Of all the lines in the material, how many include the word "opisan"? Reply with the number alone.

--- Start GIVEN RECORDS ---

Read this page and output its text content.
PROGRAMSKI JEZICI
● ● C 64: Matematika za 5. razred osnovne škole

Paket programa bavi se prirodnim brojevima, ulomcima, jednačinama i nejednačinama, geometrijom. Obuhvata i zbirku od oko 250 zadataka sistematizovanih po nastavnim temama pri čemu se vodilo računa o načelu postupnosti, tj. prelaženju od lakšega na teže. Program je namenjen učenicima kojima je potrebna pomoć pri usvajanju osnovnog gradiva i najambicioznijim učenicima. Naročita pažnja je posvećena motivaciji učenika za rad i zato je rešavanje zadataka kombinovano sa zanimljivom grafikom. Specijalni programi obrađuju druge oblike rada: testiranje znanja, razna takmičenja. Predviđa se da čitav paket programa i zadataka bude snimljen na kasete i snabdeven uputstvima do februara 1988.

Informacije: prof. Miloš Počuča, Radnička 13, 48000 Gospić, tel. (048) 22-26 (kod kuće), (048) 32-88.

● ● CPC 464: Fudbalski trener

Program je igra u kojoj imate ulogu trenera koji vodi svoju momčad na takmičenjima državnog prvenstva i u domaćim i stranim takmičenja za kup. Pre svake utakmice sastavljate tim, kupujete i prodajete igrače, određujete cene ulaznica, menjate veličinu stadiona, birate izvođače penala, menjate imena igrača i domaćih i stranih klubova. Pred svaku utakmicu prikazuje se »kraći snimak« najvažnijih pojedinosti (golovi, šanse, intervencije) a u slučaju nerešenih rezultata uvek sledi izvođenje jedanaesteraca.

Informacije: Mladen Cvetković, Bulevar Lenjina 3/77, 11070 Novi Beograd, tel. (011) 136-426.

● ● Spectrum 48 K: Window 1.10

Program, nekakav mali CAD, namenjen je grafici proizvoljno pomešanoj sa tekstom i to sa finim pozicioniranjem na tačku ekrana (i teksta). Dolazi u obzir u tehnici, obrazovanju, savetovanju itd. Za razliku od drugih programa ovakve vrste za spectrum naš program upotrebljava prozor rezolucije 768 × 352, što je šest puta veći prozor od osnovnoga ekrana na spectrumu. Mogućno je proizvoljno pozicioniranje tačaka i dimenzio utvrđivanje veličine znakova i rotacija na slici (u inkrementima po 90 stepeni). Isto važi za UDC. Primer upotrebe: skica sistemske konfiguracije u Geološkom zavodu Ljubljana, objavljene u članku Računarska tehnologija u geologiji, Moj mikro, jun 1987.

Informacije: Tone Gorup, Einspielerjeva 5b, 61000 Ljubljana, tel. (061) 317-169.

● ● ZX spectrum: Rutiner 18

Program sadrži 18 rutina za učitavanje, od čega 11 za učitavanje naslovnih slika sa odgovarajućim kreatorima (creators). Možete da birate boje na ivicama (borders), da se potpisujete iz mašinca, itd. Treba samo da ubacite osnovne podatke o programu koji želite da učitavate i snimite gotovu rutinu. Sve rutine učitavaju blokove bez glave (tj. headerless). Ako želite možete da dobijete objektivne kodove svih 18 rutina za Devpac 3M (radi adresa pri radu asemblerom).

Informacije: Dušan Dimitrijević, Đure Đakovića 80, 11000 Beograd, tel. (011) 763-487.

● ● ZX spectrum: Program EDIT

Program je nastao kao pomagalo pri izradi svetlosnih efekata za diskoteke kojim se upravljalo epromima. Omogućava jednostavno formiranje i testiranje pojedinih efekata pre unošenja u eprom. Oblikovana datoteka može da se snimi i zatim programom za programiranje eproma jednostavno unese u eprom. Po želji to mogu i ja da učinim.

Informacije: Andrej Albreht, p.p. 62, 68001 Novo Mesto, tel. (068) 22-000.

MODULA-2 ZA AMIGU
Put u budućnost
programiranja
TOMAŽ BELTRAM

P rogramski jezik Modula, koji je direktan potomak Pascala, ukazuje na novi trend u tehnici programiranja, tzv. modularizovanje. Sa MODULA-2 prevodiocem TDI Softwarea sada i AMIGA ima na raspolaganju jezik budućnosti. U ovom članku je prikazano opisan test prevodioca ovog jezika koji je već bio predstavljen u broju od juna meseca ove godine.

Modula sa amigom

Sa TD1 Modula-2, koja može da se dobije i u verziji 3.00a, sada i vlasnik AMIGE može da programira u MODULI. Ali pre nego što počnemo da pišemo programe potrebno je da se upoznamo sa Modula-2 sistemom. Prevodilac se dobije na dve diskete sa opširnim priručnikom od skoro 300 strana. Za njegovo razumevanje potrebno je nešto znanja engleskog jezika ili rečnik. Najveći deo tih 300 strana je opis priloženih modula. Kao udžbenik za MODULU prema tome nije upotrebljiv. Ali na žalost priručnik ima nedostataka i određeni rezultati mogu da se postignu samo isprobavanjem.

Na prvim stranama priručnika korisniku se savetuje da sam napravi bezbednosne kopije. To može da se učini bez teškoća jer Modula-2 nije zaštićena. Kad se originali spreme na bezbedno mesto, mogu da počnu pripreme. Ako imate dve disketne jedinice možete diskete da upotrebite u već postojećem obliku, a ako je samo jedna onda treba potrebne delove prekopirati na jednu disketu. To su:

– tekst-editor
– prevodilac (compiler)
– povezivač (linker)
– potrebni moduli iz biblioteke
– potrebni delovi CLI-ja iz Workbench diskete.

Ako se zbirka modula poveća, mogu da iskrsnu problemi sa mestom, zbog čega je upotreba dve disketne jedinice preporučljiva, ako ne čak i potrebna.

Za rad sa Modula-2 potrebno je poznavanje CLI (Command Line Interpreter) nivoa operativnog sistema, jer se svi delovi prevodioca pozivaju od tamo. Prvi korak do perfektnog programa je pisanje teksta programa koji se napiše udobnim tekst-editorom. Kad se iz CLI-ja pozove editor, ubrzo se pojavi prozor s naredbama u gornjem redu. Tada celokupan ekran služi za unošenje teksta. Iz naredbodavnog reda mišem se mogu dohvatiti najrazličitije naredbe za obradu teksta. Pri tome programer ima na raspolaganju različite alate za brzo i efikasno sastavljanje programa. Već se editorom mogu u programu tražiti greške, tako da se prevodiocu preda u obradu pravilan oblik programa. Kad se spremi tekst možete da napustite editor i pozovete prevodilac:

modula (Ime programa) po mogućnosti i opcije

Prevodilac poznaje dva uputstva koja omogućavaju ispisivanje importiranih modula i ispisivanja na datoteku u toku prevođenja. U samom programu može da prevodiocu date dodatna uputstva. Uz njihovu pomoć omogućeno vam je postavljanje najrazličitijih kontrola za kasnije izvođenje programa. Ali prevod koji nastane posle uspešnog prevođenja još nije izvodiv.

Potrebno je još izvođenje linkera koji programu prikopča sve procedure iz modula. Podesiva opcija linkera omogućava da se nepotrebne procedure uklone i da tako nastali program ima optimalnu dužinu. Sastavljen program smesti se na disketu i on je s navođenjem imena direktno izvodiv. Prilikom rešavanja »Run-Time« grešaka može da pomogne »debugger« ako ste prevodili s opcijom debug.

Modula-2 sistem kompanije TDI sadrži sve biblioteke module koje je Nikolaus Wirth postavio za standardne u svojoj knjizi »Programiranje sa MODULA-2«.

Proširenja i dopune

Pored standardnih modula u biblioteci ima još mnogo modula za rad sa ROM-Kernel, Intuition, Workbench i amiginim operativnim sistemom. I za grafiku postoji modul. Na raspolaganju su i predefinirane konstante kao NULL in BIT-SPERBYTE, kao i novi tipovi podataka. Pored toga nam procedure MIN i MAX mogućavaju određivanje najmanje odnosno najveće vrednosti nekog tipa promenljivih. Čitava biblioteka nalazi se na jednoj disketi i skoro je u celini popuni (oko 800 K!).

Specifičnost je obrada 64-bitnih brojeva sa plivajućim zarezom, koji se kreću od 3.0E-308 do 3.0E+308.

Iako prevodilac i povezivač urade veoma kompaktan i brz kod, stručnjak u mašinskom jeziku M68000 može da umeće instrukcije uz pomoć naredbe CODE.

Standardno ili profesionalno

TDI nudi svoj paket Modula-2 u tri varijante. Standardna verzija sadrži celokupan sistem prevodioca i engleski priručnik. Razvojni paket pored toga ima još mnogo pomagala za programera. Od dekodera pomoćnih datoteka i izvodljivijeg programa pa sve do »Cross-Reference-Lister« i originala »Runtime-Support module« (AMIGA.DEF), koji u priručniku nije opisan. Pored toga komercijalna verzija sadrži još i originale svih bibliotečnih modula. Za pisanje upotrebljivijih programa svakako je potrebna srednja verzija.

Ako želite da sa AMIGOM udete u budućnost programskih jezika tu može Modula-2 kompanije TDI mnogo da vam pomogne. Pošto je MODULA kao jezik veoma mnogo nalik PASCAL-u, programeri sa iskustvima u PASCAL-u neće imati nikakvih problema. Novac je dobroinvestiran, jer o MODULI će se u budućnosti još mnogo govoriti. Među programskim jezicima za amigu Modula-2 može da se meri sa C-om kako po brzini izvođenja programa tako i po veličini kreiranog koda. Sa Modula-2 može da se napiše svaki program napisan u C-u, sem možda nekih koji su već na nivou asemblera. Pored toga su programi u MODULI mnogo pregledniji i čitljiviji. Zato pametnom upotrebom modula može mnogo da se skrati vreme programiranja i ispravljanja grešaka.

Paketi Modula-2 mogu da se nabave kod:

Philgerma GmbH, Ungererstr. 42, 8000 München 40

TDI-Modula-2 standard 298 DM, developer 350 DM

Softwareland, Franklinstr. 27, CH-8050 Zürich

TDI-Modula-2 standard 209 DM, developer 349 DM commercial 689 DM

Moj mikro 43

--- End GIVEN RECORDS ---

**REPLY TO THE EXERCISE**
2